:: GIVEN DATA ::
_____
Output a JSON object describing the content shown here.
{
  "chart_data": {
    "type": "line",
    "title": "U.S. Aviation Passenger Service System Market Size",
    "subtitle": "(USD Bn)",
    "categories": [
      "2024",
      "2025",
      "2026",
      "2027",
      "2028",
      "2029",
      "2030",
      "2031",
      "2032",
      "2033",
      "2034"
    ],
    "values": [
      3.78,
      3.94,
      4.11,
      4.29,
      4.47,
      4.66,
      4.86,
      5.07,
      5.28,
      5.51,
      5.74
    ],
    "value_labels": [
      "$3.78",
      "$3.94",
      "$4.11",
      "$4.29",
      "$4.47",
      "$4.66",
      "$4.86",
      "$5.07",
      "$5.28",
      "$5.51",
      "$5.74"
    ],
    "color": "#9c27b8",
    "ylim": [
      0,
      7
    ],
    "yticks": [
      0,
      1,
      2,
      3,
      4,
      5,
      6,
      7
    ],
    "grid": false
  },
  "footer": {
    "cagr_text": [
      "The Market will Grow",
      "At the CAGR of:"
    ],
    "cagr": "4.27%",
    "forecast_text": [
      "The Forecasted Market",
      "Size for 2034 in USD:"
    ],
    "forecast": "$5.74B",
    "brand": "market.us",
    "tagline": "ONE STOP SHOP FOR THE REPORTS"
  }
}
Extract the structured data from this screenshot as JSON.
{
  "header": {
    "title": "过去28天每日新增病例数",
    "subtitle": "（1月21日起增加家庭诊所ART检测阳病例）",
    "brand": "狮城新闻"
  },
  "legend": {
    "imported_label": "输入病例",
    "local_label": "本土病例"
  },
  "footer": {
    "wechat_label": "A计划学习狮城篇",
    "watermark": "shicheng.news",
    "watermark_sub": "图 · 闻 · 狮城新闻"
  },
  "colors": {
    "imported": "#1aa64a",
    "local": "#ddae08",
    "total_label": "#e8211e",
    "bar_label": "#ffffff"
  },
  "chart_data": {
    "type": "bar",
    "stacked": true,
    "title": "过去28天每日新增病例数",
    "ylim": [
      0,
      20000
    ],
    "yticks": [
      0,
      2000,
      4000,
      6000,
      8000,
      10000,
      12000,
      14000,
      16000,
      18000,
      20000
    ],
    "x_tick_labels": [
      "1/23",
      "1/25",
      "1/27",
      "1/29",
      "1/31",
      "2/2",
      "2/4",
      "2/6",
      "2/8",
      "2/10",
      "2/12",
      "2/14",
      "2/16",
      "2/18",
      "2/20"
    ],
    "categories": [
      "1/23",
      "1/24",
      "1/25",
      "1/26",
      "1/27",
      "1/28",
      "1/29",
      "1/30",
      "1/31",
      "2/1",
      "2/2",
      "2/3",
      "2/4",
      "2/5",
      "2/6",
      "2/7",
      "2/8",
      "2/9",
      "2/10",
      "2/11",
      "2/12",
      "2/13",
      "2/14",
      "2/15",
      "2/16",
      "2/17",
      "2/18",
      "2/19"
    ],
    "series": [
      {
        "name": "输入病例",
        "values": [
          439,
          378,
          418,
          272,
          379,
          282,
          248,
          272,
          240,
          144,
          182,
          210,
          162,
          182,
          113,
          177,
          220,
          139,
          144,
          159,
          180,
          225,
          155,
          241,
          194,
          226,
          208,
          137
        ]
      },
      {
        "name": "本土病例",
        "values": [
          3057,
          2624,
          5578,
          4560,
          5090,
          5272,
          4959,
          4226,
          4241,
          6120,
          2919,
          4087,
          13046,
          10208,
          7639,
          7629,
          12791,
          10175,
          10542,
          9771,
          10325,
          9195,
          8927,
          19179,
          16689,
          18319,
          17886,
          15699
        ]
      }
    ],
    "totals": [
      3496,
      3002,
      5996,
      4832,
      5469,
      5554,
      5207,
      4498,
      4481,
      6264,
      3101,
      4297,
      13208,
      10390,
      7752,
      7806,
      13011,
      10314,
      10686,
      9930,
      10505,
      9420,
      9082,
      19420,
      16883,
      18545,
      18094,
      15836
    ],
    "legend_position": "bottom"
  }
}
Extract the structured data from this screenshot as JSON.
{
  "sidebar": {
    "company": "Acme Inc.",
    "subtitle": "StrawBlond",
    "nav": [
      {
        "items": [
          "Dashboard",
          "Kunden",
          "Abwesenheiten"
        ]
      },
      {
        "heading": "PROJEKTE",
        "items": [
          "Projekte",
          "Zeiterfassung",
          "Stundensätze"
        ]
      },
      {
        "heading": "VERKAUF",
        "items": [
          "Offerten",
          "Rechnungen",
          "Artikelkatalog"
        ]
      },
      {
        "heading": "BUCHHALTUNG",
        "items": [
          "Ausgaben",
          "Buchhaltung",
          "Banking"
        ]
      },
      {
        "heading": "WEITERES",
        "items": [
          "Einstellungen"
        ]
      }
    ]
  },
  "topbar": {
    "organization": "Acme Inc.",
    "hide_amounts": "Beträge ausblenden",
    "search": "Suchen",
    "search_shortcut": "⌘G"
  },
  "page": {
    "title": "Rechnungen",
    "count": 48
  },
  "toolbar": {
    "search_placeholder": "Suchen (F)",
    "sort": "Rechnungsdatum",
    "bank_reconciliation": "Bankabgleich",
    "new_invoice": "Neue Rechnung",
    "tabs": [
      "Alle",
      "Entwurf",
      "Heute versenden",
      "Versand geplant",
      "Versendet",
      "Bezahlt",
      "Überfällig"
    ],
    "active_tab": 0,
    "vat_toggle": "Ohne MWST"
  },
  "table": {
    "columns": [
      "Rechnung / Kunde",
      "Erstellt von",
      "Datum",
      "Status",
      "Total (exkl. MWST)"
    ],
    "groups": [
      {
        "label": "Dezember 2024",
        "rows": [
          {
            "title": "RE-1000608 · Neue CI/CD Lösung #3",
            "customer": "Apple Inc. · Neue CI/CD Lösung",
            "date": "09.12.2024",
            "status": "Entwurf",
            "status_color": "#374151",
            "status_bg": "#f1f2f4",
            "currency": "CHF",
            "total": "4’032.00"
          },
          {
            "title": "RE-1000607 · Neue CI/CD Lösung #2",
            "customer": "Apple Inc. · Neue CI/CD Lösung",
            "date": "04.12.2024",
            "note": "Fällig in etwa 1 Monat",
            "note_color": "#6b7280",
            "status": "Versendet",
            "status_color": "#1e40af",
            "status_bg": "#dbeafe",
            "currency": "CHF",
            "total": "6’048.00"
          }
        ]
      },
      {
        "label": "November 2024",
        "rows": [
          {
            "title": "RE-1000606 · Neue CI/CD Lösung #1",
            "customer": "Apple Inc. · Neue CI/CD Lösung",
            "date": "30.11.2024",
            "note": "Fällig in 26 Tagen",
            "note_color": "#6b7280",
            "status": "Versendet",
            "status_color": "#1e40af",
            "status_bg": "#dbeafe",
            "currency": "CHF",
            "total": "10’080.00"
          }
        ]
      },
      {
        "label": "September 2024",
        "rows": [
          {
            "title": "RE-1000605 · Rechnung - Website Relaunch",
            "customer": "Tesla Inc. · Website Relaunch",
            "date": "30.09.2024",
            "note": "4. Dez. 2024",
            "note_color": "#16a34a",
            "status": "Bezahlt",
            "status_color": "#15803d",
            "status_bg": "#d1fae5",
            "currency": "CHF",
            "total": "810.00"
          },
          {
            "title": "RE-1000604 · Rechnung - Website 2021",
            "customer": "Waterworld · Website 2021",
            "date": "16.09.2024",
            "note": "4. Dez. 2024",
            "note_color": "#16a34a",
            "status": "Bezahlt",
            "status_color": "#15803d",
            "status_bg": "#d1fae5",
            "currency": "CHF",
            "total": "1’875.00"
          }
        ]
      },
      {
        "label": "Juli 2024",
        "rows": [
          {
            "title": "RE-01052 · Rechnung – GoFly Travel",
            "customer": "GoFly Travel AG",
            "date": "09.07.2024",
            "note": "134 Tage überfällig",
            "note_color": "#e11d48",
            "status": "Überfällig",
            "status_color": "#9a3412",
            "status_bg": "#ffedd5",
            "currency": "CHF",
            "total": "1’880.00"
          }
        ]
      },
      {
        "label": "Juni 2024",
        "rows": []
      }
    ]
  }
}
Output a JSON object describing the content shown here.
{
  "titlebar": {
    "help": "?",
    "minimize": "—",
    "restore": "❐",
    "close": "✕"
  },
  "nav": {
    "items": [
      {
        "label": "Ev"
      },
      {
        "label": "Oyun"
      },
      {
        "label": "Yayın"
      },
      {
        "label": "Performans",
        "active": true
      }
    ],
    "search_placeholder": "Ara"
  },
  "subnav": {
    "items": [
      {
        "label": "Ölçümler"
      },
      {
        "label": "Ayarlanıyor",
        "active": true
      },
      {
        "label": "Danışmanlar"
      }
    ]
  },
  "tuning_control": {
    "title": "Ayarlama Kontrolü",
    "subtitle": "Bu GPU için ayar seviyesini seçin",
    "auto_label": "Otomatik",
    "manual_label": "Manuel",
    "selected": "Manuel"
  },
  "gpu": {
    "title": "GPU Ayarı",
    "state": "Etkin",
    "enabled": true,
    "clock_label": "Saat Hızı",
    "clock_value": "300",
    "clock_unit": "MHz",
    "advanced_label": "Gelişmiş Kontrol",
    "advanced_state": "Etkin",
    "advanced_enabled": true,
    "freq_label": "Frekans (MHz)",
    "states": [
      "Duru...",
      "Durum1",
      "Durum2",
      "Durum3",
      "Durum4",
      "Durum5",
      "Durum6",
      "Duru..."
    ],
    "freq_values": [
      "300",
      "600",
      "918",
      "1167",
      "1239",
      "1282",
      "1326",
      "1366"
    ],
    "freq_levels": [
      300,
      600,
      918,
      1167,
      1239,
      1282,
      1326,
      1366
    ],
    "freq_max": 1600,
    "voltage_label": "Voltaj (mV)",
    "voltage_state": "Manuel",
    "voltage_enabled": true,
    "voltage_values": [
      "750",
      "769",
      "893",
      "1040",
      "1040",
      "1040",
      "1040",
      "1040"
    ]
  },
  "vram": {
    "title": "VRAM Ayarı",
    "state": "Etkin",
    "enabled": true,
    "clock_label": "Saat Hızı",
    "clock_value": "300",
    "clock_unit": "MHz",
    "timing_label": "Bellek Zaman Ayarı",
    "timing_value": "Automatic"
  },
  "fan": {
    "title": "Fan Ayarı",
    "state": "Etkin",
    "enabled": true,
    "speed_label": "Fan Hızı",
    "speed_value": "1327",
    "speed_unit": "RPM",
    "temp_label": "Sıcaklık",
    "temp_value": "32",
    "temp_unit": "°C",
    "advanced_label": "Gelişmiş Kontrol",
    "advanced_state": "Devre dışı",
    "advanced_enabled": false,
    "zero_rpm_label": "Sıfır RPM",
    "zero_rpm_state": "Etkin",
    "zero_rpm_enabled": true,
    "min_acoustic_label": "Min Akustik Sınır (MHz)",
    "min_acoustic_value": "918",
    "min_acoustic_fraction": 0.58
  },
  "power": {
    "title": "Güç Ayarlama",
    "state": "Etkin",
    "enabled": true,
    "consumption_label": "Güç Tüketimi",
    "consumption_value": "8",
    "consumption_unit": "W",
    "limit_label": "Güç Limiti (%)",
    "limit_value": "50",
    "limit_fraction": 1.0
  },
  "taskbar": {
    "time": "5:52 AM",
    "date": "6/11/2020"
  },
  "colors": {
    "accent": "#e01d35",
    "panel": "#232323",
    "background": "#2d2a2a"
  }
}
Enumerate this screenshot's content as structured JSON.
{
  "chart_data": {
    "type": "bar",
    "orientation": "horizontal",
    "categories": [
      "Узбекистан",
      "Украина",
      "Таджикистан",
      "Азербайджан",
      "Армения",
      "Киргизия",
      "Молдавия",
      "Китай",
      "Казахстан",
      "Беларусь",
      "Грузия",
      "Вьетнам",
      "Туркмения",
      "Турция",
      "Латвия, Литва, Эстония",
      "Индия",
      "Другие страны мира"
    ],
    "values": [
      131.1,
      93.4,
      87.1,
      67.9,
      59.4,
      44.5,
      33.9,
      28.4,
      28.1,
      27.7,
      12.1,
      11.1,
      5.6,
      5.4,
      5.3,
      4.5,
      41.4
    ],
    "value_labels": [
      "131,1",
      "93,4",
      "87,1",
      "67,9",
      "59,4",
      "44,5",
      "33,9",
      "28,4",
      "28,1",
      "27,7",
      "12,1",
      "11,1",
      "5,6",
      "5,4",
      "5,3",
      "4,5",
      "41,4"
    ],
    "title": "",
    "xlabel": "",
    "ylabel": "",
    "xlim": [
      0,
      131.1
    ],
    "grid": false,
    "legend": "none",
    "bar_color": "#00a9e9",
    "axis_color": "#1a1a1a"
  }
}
_____
:: TASK INSTRUCTIONS ::
Give the count of lines in the listing above that include "Manuel", with no other words.

:: FINISHED EXERCISE ::
3